• WHAT NEEDS TO BE DONE:
Extract the records below word for word and ignore the images.
◆ ◆ ◆ ◆
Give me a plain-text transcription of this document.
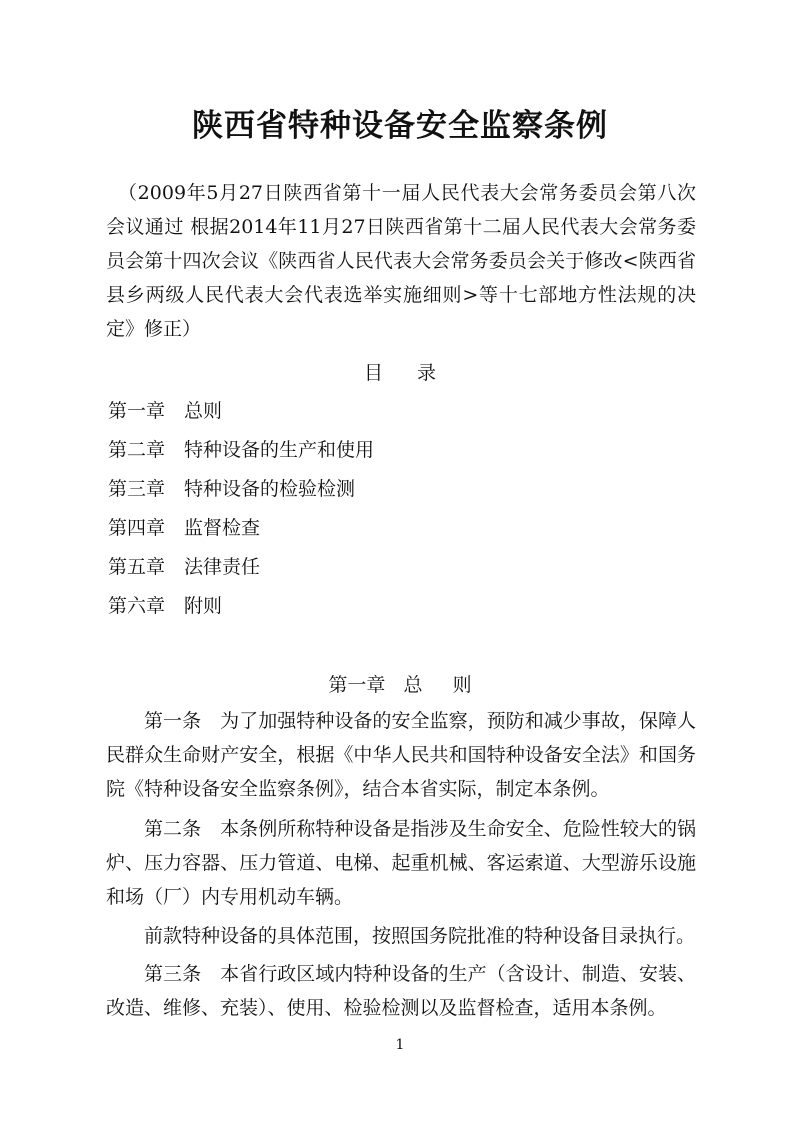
陕西省特种设备安全监察条例
（2009年5月27日陕西省第十一届人民代表大会常务委员会第八次会议通过 根据2014年11月27日陕西省第十二届人民代表大会常务委员会第十四次会议《陕西省人民代表大会常务委员会关于修改<陕西省县乡两级人民代表大会代表选举实施细则>等十七部地方性法规的决定》修正）
目 录
第一章 总则
第二章 特种设备的生产和使用
第三章 特种设备的检验检测
第四章 监督检查
第五章 法律责任
第六章 附则
第一章   总     则
第一条　为了加强特种设备的安全监察，预防和减少事故，保障人民群众生命财产安全，根据《中华人民共和国特种设备安全法》和国务院《特种设备安全监察条例》，结合本省实际，制定本条例。
第二条　本条例所称特种设备是指涉及生命安全、危险性较大的锅炉、压力容器、压力管道、电梯、起重机械、客运索道、大型游乐设施和场（厂）内专用机动车辆。
前款特种设备的具体范围，按照国务院批准的特种设备目录执行。
第三条　本省行政区域内特种设备的生产（含设计、制造、安装、改造、维修、充装）、使用、检验检测以及监督检查，适用本条例。
1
◆ ◆ ◆ ◆
• ANSWER IN FULL:
Give me a plain-text transcription of this document.
陕西省特种设备安全监察条例
（2009年5月27日陕西省第十一届人民代表大会常务委员会第八次会议通过 根据2014年11月27日陕西省第十二届人民代表大会常务委员会第十四次会议《陕西省人民代表大会常务委员会关于修改<陕西省县乡两级人民代表大会代表选举实施细则>等十七部地方性法规的决定》修正）
目 录
第一章 总则
第二章 特种设备的生产和使用
第三章 特种设备的检验检测
第四章 监督检查
第五章 法律责任
第六章 附则
第一章   总     则
第一条　为了加强特种设备的安全监察，预防和减少事故，保障人民群众生命财产安全，根据《中华人民共和国特种设备安全法》和国务院《特种设备安全监察条例》，结合本省实际，制定本条例。
第二条　本条例所称特种设备是指涉及生命安全、危险性较大的锅炉、压力容器、压力管道、电梯、起重机械、客运索道、大型游乐设施和场（厂）内专用机动车辆。
前款特种设备的具体范围，按照国务院批准的特种设备目录执行。
第三条　本省行政区域内特种设备的生产（含设计、制造、安装、改造、维修、充装）、使用、检验检测以及监督检查，适用本条例。
1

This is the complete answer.